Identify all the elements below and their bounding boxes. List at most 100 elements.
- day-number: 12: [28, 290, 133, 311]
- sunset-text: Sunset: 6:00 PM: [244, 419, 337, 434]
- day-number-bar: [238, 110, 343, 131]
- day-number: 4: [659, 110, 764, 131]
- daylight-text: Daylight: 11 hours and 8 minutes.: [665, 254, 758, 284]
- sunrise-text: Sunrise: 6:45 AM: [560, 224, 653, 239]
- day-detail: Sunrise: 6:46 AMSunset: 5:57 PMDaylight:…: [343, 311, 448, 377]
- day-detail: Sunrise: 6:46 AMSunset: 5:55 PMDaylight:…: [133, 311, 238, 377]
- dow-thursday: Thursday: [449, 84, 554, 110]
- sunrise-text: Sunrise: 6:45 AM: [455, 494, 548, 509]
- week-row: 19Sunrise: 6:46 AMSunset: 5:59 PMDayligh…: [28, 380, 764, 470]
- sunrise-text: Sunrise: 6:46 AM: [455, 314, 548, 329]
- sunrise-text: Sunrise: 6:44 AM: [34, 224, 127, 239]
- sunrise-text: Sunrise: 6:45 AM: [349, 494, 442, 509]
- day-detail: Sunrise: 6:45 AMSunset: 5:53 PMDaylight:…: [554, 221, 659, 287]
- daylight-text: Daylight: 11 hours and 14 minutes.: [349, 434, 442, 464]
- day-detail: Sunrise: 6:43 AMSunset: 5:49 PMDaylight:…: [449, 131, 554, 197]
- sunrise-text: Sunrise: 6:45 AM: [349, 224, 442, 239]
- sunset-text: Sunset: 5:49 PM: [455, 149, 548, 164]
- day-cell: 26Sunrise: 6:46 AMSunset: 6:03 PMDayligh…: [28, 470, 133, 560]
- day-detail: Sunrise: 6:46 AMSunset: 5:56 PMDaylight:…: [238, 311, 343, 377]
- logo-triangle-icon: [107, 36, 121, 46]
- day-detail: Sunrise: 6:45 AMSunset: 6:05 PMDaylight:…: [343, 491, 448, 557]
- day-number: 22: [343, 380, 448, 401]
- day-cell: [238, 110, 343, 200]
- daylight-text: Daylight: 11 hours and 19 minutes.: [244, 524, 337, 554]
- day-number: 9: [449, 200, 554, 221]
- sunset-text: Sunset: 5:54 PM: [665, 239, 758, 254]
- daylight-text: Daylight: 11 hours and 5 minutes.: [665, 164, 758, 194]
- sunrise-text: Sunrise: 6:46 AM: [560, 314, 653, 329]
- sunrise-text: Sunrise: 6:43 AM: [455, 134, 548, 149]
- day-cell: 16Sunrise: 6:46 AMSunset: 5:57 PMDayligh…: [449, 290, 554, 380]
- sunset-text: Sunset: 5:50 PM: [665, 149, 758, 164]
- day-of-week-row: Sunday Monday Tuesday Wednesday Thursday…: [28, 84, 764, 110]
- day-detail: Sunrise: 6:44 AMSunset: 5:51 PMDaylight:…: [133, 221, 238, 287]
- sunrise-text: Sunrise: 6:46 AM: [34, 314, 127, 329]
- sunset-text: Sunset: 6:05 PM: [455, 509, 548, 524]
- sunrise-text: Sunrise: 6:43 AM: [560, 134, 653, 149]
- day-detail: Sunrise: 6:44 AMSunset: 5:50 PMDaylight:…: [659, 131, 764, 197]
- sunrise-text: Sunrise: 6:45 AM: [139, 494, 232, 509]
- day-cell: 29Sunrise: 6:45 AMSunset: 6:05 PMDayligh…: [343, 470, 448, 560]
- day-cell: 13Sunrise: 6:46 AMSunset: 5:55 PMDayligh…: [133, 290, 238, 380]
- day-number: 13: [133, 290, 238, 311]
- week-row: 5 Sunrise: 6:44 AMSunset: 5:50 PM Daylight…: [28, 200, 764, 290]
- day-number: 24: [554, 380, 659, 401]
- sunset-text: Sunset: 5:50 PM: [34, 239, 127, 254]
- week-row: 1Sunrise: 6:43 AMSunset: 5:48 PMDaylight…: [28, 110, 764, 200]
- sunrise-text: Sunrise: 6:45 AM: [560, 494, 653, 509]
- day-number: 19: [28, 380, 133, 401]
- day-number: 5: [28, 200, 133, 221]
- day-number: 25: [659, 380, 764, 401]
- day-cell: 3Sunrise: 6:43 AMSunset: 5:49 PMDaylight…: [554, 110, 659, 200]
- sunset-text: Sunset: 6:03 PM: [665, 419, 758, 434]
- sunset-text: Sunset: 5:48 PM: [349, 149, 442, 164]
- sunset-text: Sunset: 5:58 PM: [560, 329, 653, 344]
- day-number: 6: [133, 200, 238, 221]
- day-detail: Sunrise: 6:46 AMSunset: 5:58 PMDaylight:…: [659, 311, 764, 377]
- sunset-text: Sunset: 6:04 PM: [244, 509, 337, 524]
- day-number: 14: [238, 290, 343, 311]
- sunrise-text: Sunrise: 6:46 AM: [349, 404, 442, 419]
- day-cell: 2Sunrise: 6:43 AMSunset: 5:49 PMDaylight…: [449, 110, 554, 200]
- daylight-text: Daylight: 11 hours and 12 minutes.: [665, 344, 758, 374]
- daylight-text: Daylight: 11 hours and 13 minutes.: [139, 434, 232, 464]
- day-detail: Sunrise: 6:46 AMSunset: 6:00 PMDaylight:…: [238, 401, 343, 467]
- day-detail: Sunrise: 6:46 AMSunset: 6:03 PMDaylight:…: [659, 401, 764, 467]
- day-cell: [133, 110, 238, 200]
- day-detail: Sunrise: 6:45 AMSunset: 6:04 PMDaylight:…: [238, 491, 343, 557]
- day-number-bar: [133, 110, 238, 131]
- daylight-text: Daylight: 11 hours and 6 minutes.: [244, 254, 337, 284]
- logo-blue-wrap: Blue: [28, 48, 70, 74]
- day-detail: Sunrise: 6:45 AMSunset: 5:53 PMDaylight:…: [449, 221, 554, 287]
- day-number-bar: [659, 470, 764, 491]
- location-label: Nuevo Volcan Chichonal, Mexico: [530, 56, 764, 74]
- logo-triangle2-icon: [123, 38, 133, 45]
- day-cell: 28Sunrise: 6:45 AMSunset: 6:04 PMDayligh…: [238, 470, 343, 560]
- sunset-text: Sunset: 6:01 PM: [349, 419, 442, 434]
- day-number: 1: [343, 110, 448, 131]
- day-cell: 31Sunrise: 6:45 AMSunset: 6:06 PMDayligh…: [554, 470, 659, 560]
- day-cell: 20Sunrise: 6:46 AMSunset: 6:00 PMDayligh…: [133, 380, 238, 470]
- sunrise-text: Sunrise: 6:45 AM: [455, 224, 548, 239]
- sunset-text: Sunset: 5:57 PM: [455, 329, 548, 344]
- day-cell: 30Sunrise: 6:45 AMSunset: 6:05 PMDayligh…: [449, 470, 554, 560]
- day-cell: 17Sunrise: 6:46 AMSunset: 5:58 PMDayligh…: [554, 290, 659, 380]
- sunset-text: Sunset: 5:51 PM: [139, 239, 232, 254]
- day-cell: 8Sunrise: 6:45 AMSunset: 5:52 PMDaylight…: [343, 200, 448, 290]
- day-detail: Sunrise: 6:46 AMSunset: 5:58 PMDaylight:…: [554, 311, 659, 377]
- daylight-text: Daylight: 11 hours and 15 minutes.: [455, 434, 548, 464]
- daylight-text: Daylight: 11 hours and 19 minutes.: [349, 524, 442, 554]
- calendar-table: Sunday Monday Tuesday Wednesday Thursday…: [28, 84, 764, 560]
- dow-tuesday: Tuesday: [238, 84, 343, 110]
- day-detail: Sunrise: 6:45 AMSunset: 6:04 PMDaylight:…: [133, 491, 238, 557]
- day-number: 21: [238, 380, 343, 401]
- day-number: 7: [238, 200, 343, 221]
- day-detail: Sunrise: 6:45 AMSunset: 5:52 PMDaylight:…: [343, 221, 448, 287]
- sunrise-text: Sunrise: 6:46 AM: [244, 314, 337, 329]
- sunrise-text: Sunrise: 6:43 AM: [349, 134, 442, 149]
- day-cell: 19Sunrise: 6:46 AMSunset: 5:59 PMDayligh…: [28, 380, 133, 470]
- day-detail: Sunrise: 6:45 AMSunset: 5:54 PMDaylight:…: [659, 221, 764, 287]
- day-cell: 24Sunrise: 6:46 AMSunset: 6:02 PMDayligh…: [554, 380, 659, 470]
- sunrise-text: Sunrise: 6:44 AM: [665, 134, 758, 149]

_EXERCISE BRIEF_. Could you replace "day-detail" with "day-summary" in the lines running from the start of the records through the line holding "- sunrise-text: Sunrise: 6:44 AM: [34, 224, 127, 239]", inclusive, and give only those lines back with nothing else changed?

_THE COMPLETED TASK_.
Identify all the elements below and their bounding boxes. List at most 100 elements.
- day-number: 12: [28, 290, 133, 311]
- sunset-text: Sunset: 6:00 PM: [244, 419, 337, 434]
- day-number-bar: [238, 110, 343, 131]
- day-number: 4: [659, 110, 764, 131]
- daylight-text: Daylight: 11 hours and 8 minutes.: [665, 254, 758, 284]
- sunrise-text: Sunrise: 6:45 AM: [560, 224, 653, 239]
- day-summary: Sunrise: 6:46 AMSunset: 5:57 PMDaylight:…: [343, 311, 448, 377]
- day-summary: Sunrise: 6:46 AMSunset: 5:55 PMDaylight:…: [133, 311, 238, 377]
- dow-thursday: Thursday: [449, 84, 554, 110]
- sunrise-text: Sunrise: 6:45 AM: [455, 494, 548, 509]
- week-row: 19Sunrise: 6:46 AMSunset: 5:59 PMDayligh…: [28, 380, 764, 470]
- sunrise-text: Sunrise: 6:46 AM: [455, 314, 548, 329]
- sunrise-text: Sunrise: 6:44 AM: [34, 224, 127, 239]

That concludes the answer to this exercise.